WHAT IS NEEDED
List all lines in the material below that contain "icon".
· · · ·
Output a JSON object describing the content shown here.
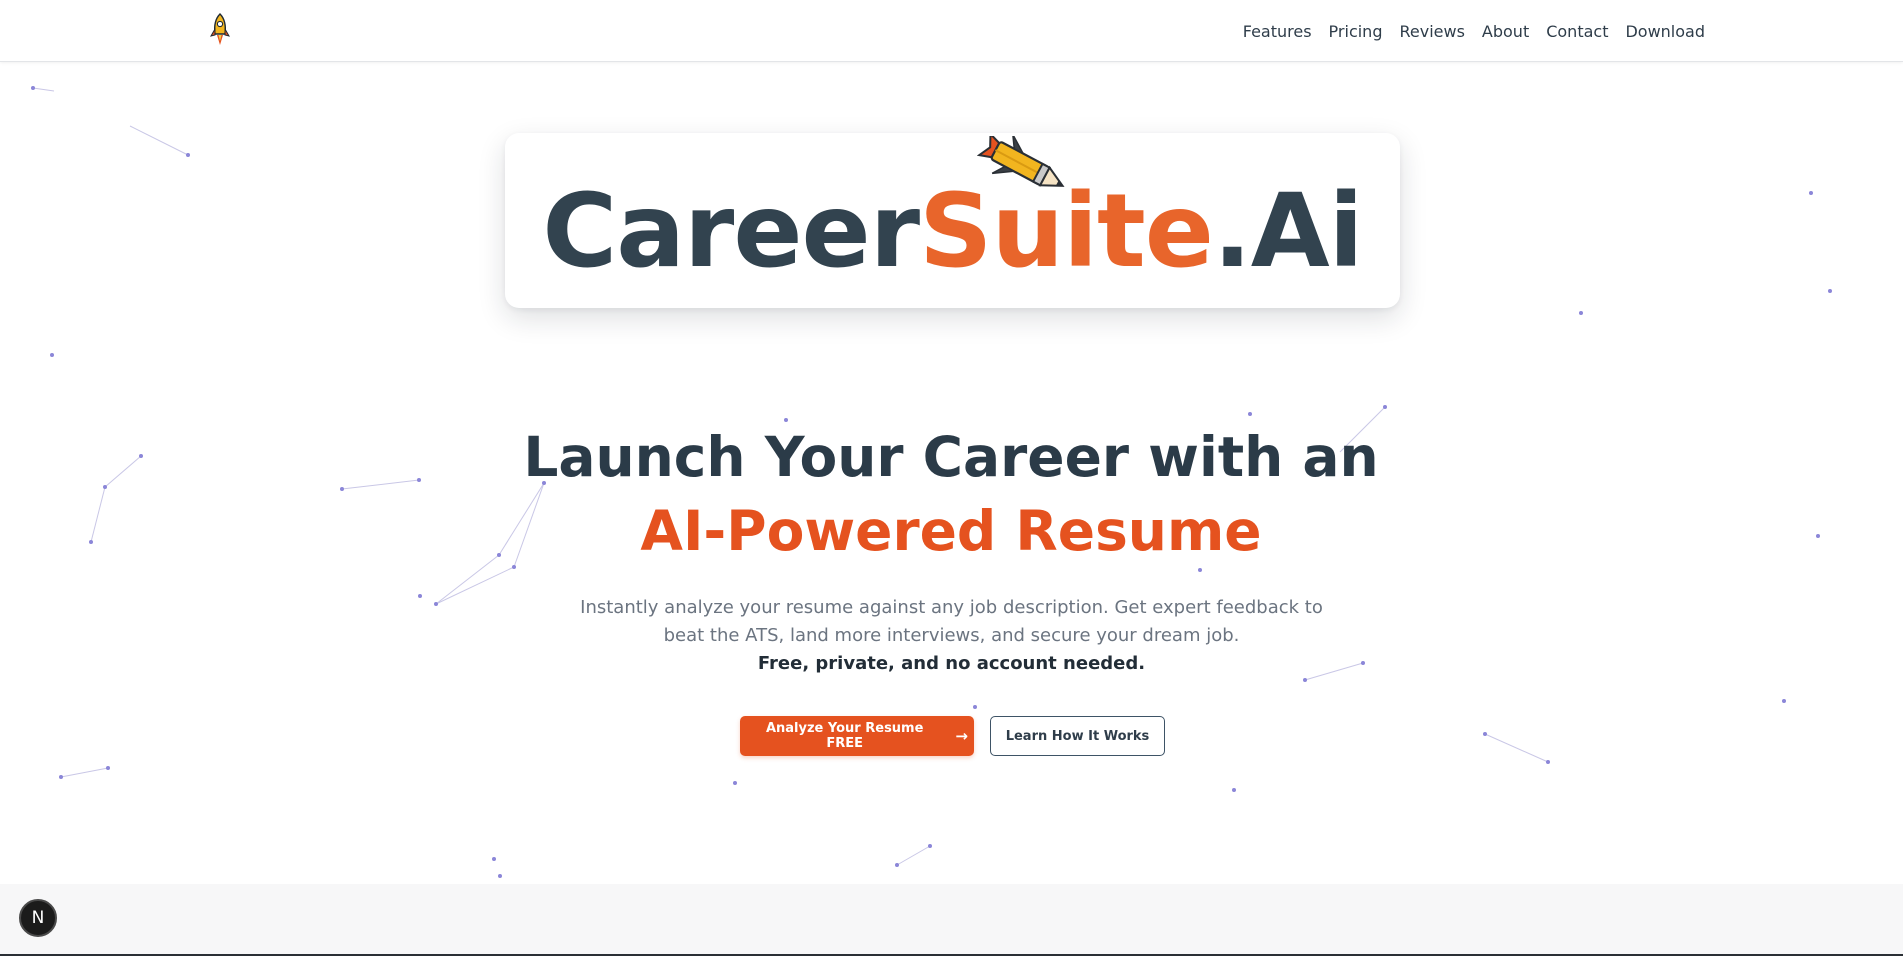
{
  "nav": {
    "logo_icon": "rocket-icon",
    "links": [
      "Features",
      "Pricing",
      "Reviews",
      "About",
      "Contact",
      "Download"
    ]
  },
  "brand": {
    "part1": "Career",
    "part2": "Suite",
    "part3": ".Ai",
    "icon": "rocket-pencil-icon"
  },
  "hero": {
    "headline_line1": "Launch Your Career with an",
    "headline_line2": "AI-Powered Resume",
    "description": "Instantly analyze your resume against any job description. Get expert feedback to beat the ATS, land more interviews, and secure your dream job.",
    "description_strong": "Free, private, and no account needed.",
    "primary_button": "Analyze Your Resume FREE",
    "primary_button_icon": "arrow-right-icon",
    "secondary_button": "Learn How It Works"
  },
  "badge": {
    "label": "N"
  },
  "colors": {
    "accent_orange": "#e5521f",
    "brand_orange": "#e8652b",
    "brand_dark": "#32434f",
    "network_dot": "#8b86d8"
  }
}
· · · ·
RESULT
    "logo_icon": "rocket-icon",
    "icon": "rocket-pencil-icon"
    "primary_button_icon": "arrow-right-icon",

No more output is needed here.